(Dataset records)
● ● ● ● ● ● ●

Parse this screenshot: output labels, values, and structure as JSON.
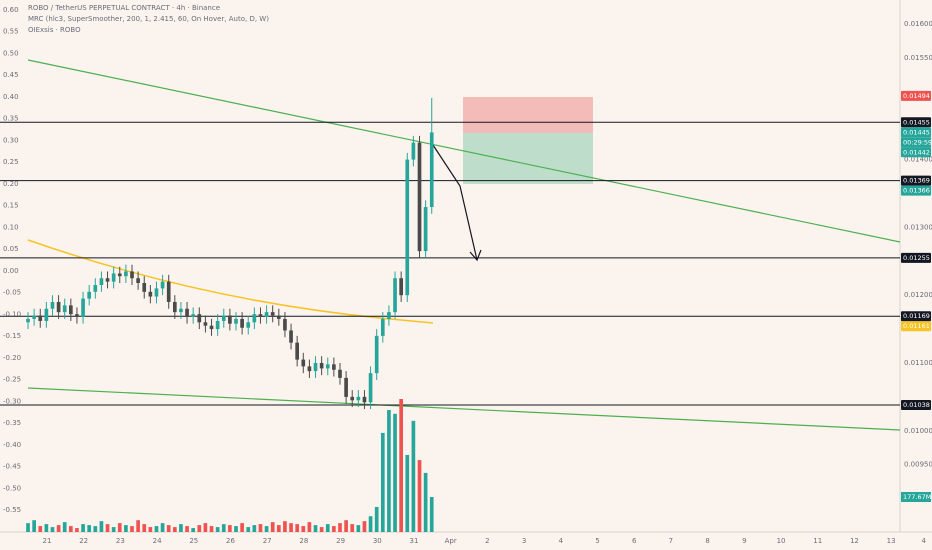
{
  "chart_data": {
    "type": "candlestick",
    "header": [
      "ROBO / TetherUS PERPETUAL CONTRACT · 4h · Binance",
      "MRC (hlc3, SuperSmoother, 200, 1, 2.415, 60, On Hover, Auto, D, W)",
      "OIExsis · ROBO"
    ],
    "open": [
      0.0116,
      0.01165,
      0.0117,
      0.01162,
      0.0118,
      0.0119,
      0.01175,
      0.01185,
      0.01172,
      0.01168,
      0.01195,
      0.01205,
      0.01215,
      0.01225,
      0.0122,
      0.01232,
      0.01228,
      0.01235,
      0.01225,
      0.01218,
      0.01205,
      0.01198,
      0.0121,
      0.0122,
      0.0119,
      0.01175,
      0.0118,
      0.01168,
      0.01172,
      0.0116,
      0.01155,
      0.0115,
      0.01162,
      0.0117,
      0.01158,
      0.01165,
      0.01152,
      0.0116,
      0.01172,
      0.01168,
      0.01175,
      0.0117,
      0.01165,
      0.01148,
      0.0113,
      0.01105,
      0.01095,
      0.01088,
      0.011,
      0.01092,
      0.01098,
      0.0109,
      0.01078,
      0.0105,
      0.01045,
      0.0105,
      0.01042,
      0.01085,
      0.0114,
      0.01165,
      0.01175,
      0.01225,
      0.012,
      0.014,
      0.01425,
      0.01265,
      0.0133
    ],
    "high": [
      0.01175,
      0.0118,
      0.0118,
      0.0119,
      0.012,
      0.012,
      0.01195,
      0.01195,
      0.01182,
      0.01205,
      0.01215,
      0.01225,
      0.01235,
      0.01235,
      0.01242,
      0.01242,
      0.01245,
      0.01245,
      0.01235,
      0.01228,
      0.01215,
      0.0122,
      0.0123,
      0.0123,
      0.012,
      0.0119,
      0.0119,
      0.01182,
      0.01182,
      0.0117,
      0.01165,
      0.01172,
      0.0118,
      0.0118,
      0.01175,
      0.01175,
      0.0117,
      0.01182,
      0.01182,
      0.01185,
      0.01185,
      0.0118,
      0.01175,
      0.01158,
      0.0114,
      0.01115,
      0.01105,
      0.0111,
      0.0111,
      0.01108,
      0.01108,
      0.011,
      0.01088,
      0.0106,
      0.0106,
      0.0106,
      0.01095,
      0.0115,
      0.01175,
      0.01185,
      0.01235,
      0.01235,
      0.0141,
      0.01435,
      0.01435,
      0.0134,
      0.01491
    ],
    "low": [
      0.0115,
      0.01155,
      0.01152,
      0.01152,
      0.0117,
      0.01165,
      0.01165,
      0.01162,
      0.01158,
      0.01158,
      0.01185,
      0.01195,
      0.01205,
      0.0121,
      0.0121,
      0.01218,
      0.01218,
      0.01215,
      0.01208,
      0.01195,
      0.01188,
      0.01188,
      0.012,
      0.0118,
      0.01165,
      0.01165,
      0.01158,
      0.01158,
      0.0115,
      0.01145,
      0.0114,
      0.0114,
      0.01152,
      0.01148,
      0.01148,
      0.01142,
      0.01142,
      0.0115,
      0.01158,
      0.01158,
      0.0116,
      0.01155,
      0.01138,
      0.0112,
      0.01095,
      0.01085,
      0.01078,
      0.01078,
      0.01082,
      0.01082,
      0.0108,
      0.01068,
      0.0104,
      0.01035,
      0.01035,
      0.01032,
      0.01032,
      0.01075,
      0.0113,
      0.01155,
      0.01165,
      0.0119,
      0.0119,
      0.0139,
      0.01255,
      0.01255,
      0.0132
    ],
    "close": [
      0.01165,
      0.0117,
      0.01162,
      0.0118,
      0.0119,
      0.01175,
      0.01185,
      0.01172,
      0.01168,
      0.01195,
      0.01205,
      0.01215,
      0.01225,
      0.0122,
      0.01232,
      0.01228,
      0.01235,
      0.01225,
      0.01218,
      0.01205,
      0.01198,
      0.0121,
      0.0122,
      0.0119,
      0.01175,
      0.0118,
      0.01168,
      0.01172,
      0.0116,
      0.01155,
      0.0115,
      0.01162,
      0.0117,
      0.01158,
      0.01165,
      0.01152,
      0.0116,
      0.01172,
      0.01168,
      0.01175,
      0.0117,
      0.01165,
      0.01148,
      0.0113,
      0.01105,
      0.01095,
      0.01088,
      0.011,
      0.01092,
      0.01098,
      0.0109,
      0.01078,
      0.0105,
      0.01045,
      0.0105,
      0.01042,
      0.01085,
      0.0114,
      0.01165,
      0.01175,
      0.01225,
      0.012,
      0.014,
      0.01425,
      0.01265,
      0.0133,
      0.0144
    ],
    "volume": [
      45,
      60,
      30,
      40,
      25,
      35,
      50,
      30,
      20,
      40,
      35,
      30,
      55,
      40,
      25,
      45,
      35,
      30,
      60,
      40,
      25,
      30,
      45,
      35,
      25,
      40,
      30,
      20,
      35,
      45,
      30,
      25,
      40,
      35,
      30,
      45,
      25,
      35,
      40,
      30,
      50,
      35,
      55,
      45,
      40,
      30,
      50,
      35,
      25,
      40,
      30,
      45,
      60,
      40,
      35,
      55,
      80,
      127,
      503,
      619,
      600,
      675,
      391,
      564,
      365,
      300,
      177.67
    ],
    "volume_last_label": "177.67M",
    "vlim": [
      0,
      2700
    ],
    "up_color": "#26a69a",
    "down_color": "#4a4a4a",
    "vol_up_color": "#26a69a",
    "vol_down_color": "#ef5350",
    "xlim": [
      -4.58,
      142.55
    ],
    "xticks": [
      {
        "value": 3.1,
        "label": "21"
      },
      {
        "value": 9.1,
        "label": "22"
      },
      {
        "value": 15.1,
        "label": "23"
      },
      {
        "value": 21.1,
        "label": "24"
      },
      {
        "value": 27.1,
        "label": "25"
      },
      {
        "value": 33.1,
        "label": "26"
      },
      {
        "value": 39.1,
        "label": "27"
      },
      {
        "value": 45.1,
        "label": "28"
      },
      {
        "value": 51.1,
        "label": "29"
      },
      {
        "value": 57.1,
        "label": "30"
      },
      {
        "value": 63.1,
        "label": "31"
      },
      {
        "value": 69.1,
        "label": "Apr"
      },
      {
        "value": 75.1,
        "label": "2"
      },
      {
        "value": 81.1,
        "label": "3"
      },
      {
        "value": 87.1,
        "label": "4"
      },
      {
        "value": 93.1,
        "label": "5"
      },
      {
        "value": 99.1,
        "label": "6"
      },
      {
        "value": 105.1,
        "label": "7"
      },
      {
        "value": 111.1,
        "label": "8"
      },
      {
        "value": 117.1,
        "label": "9"
      },
      {
        "value": 123.1,
        "label": "10"
      },
      {
        "value": 129.1,
        "label": "11"
      },
      {
        "value": 135.1,
        "label": "12"
      },
      {
        "value": 141.1,
        "label": "13"
      },
      {
        "value": 147.1,
        "label": "4"
      }
    ],
    "ylim": [
      0.008507,
      0.016354
    ],
    "yticks": [
      {
        "value": 0.016,
        "label": "0.01600"
      },
      {
        "value": 0.0155,
        "label": "0.01550"
      },
      {
        "value": 0.014,
        "label": "0.01400"
      },
      {
        "value": 0.013,
        "label": "0.01300"
      },
      {
        "value": 0.012,
        "label": "0.01200"
      },
      {
        "value": 0.011,
        "label": "0.01100"
      },
      {
        "value": 0.01,
        "label": "0.01000"
      },
      {
        "value": 0.0095,
        "label": "0.00950"
      }
    ],
    "y2lim": [
      -0.6006,
      0.623
    ],
    "y2ticks": [
      {
        "value": 0.6,
        "label": "0.60"
      },
      0.55,
      {
        "value": 0.5,
        "label": "0.50"
      },
      0.45,
      {
        "value": 0.4,
        "label": "0.40"
      },
      0.35,
      {
        "value": 0.3,
        "label": "0.30"
      },
      0.25,
      {
        "value": 0.2,
        "label": "0.20"
      },
      0.15,
      {
        "value": 0.1,
        "label": "0.10"
      },
      0.05,
      {
        "value": 0,
        "label": "0.00"
      },
      -0.05,
      {
        "value": -0.1,
        "label": "-0.10"
      },
      -0.15,
      {
        "value": -0.2,
        "label": "-0.20"
      },
      -0.25,
      {
        "value": -0.3,
        "label": "-0.30"
      },
      -0.35,
      {
        "value": -0.4,
        "label": "-0.40"
      },
      -0.45,
      {
        "value": -0.5,
        "label": "-0.50"
      },
      -0.55
    ],
    "levels": [
      0.01455,
      0.01369,
      0.01255,
      0.01169,
      0.01038
    ],
    "tags": [
      {
        "value": 0.01494,
        "color": "#ef5350"
      },
      {
        "value": 0.01455,
        "color": "#131722"
      },
      {
        "value": 0.01445,
        "color": "#26a69a"
      },
      {
        "value": 0.01442,
        "color": "#26a69a"
      },
      {
        "value": 0.01369,
        "color": "#131722"
      },
      {
        "value": 0.01366,
        "color": "#26a69a"
      },
      {
        "value": 0.01255,
        "color": "#131722"
      },
      {
        "value": 0.01169,
        "color": "#131722"
      },
      {
        "value": 0.01161,
        "color": "#f7c325"
      },
      {
        "value": 0.01038,
        "color": "#131722"
      }
    ],
    "countdown": "00:29:59"
  }
}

● ● ● ● ● ● ●

### TASK DESCRIPTION
How many lines in the listing above contain "ROBO"? Answer with the number alone.

### WRITTEN ANSWER
2